**Exercise inputs**:
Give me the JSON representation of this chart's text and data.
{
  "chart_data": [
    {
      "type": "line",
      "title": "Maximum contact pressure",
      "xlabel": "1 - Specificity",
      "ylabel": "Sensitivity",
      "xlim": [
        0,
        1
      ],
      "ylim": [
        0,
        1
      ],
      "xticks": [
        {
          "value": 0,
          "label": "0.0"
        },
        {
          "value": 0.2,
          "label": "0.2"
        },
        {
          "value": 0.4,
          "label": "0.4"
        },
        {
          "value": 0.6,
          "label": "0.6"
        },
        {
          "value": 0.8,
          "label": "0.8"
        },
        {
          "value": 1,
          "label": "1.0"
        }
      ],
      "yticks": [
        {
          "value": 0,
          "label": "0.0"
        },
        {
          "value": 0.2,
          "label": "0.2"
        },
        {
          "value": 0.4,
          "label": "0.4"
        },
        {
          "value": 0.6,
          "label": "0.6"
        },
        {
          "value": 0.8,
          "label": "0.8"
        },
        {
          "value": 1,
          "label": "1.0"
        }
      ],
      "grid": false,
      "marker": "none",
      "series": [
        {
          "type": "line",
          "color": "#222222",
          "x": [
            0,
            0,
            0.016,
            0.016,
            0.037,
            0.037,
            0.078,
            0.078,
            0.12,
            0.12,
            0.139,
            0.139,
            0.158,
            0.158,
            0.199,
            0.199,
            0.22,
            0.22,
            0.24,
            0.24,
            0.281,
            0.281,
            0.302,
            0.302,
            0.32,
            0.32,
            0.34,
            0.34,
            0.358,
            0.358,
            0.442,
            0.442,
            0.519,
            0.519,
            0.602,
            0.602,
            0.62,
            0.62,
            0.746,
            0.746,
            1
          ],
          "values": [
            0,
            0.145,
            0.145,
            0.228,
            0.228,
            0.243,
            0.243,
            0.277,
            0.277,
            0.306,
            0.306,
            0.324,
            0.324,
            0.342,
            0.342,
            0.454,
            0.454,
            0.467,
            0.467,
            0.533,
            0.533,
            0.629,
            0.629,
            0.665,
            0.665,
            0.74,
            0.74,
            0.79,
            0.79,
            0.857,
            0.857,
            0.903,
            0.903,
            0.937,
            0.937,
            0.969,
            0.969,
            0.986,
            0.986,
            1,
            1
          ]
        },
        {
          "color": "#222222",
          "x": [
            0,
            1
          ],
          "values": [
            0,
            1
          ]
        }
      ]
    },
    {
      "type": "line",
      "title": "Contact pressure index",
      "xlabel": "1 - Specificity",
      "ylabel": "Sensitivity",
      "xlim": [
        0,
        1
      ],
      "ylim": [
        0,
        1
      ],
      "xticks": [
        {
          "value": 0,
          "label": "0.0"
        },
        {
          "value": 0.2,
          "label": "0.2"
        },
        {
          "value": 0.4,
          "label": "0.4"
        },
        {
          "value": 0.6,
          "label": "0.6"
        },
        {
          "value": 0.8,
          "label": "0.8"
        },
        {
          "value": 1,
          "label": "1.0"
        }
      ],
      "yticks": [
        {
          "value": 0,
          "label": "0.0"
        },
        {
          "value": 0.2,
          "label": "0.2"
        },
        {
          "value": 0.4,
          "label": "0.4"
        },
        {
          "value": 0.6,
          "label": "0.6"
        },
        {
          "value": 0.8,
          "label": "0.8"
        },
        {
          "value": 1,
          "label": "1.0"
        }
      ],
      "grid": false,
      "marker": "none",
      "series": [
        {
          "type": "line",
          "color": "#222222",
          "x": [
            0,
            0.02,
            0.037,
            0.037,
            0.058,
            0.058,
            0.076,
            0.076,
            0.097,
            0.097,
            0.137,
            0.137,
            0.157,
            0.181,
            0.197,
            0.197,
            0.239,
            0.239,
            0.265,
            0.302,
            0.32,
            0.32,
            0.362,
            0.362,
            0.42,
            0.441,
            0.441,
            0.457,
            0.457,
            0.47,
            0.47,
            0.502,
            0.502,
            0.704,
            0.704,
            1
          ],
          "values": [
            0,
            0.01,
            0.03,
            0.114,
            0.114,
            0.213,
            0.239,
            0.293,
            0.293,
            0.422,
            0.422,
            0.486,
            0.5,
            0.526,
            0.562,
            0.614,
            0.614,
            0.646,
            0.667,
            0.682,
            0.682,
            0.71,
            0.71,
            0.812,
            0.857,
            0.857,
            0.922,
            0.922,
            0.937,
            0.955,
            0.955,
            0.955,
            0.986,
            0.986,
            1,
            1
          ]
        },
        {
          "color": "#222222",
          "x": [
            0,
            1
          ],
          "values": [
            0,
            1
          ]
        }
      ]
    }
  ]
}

**Your task**: Please quote every record above exactly as it appears.

**Result of this exercise**:
Give me the JSON representation of this chart's text and data.
{
  "chart_data": [
    {
      "type": "line",
      "title": "Maximum contact pressure",
      "xlabel": "1 - Specificity",
      "ylabel": "Sensitivity",
      "xlim": [
        0,
        1
      ],
      "ylim": [
        0,
        1
      ],
      "xticks": [
        {
          "value": 0,
          "label": "0.0"
        },
        {
          "value": 0.2,
          "label": "0.2"
        },
        {
          "value": 0.4,
          "label": "0.4"
        },
        {
          "value": 0.6,
          "label": "0.6"
        },
        {
          "value": 0.8,
          "label": "0.8"
        },
        {
          "value": 1,
          "label": "1.0"
        }
      ],
      "yticks": [
        {
          "value": 0,
          "label": "0.0"
        },
        {
          "value": 0.2,
          "label": "0.2"
        },
        {
          "value": 0.4,
          "label": "0.4"
        },
        {
          "value": 0.6,
          "label": "0.6"
        },
        {
          "value": 0.8,
          "label": "0.8"
        },
        {
          "value": 1,
          "label": "1.0"
        }
      ],
      "grid": false,
      "marker": "none",
      "series": [
        {
          "type": "line",
          "color": "#222222",
          "x": [
            0,
            0,
            0.016,
            0.016,
            0.037,
            0.037,
            0.078,
            0.078,
            0.12,
            0.12,
            0.139,
            0.139,
            0.158,
            0.158,
            0.199,
            0.199,
            0.22,
            0.22,
            0.24,
            0.24,
            0.281,
            0.281,
            0.302,
            0.302,
            0.32,
            0.32,
            0.34,
            0.34,
            0.358,
            0.358,
            0.442,
            0.442,
            0.519,
            0.519,
            0.602,
            0.602,
            0.62,
            0.62,
            0.746,
            0.746,
            1
          ],
          "values": [
            0,
            0.145,
            0.145,
            0.228,
            0.228,
            0.243,
            0.243,
            0.277,
            0.277,
            0.306,
            0.306,
            0.324,
            0.324,
            0.342,
            0.342,
            0.454,
            0.454,
            0.467,
            0.467,
            0.533,
            0.533,
            0.629,
            0.629,
            0.665,
            0.665,
            0.74,
            0.74,
            0.79,
            0.79,
            0.857,
            0.857,
            0.903,
            0.903,
            0.937,
            0.937,
            0.969,
            0.969,
            0.986,
            0.986,
            1,
            1
          ]
        },
        {
          "color": "#222222",
          "x": [
            0,
            1
          ],
          "values": [
            0,
            1
          ]
        }
      ]
    },
    {
      "type": "line",
      "title": "Contact pressure index",
      "xlabel": "1 - Specificity",
      "ylabel": "Sensitivity",
      "xlim": [
        0,
        1
      ],
      "ylim": [
        0,
        1
      ],
      "xticks": [
        {
          "value": 0,
          "label": "0.0"
        },
        {
          "value": 0.2,
          "label": "0.2"
        },
        {
          "value": 0.4,
          "label": "0.4"
        },
        {
          "value": 0.6,
          "label": "0.6"
        },
        {
          "value": 0.8,
          "label": "0.8"
        },
        {
          "value": 1,
          "label": "1.0"
        }
      ],
      "yticks": [
        {
          "value": 0,
          "label": "0.0"
        },
        {
          "value": 0.2,
          "label": "0.2"
        },
        {
          "value": 0.4,
          "label": "0.4"
        },
        {
          "value": 0.6,
          "label": "0.6"
        },
        {
          "value": 0.8,
          "label": "0.8"
        },
        {
          "value": 1,
          "label": "1.0"
        }
      ],
      "grid": false,
      "marker": "none",
      "series": [
        {
          "type": "line",
          "color": "#222222",
          "x": [
            0,
            0.02,
            0.037,
            0.037,
            0.058,
            0.058,
            0.076,
            0.076,
            0.097,
            0.097,
            0.137,
            0.137,
            0.157,
            0.181,
            0.197,
            0.197,
            0.239,
            0.239,
            0.265,
            0.302,
            0.32,
            0.32,
            0.362,
            0.362,
            0.42,
            0.441,
            0.441,
            0.457,
            0.457,
            0.47,
            0.47,
            0.502,
            0.502,
            0.704,
            0.704,
            1
          ],
          "values": [
            0,
            0.01,
            0.03,
            0.114,
            0.114,
            0.213,
            0.239,
            0.293,
            0.293,
            0.422,
            0.422,
            0.486,
            0.5,
            0.526,
            0.562,
            0.614,
            0.614,
            0.646,
            0.667,
            0.682,
            0.682,
            0.71,
            0.71,
            0.812,
            0.857,
            0.857,
            0.922,
            0.922,
            0.937,
            0.955,
            0.955,
            0.955,
            0.986,
            0.986,
            1,
            1
          ]
        },
        {
          "color": "#222222",
          "x": [
            0,
            1
          ],
          "values": [
            0,
            1
          ]
        }
      ]
    }
  ]
}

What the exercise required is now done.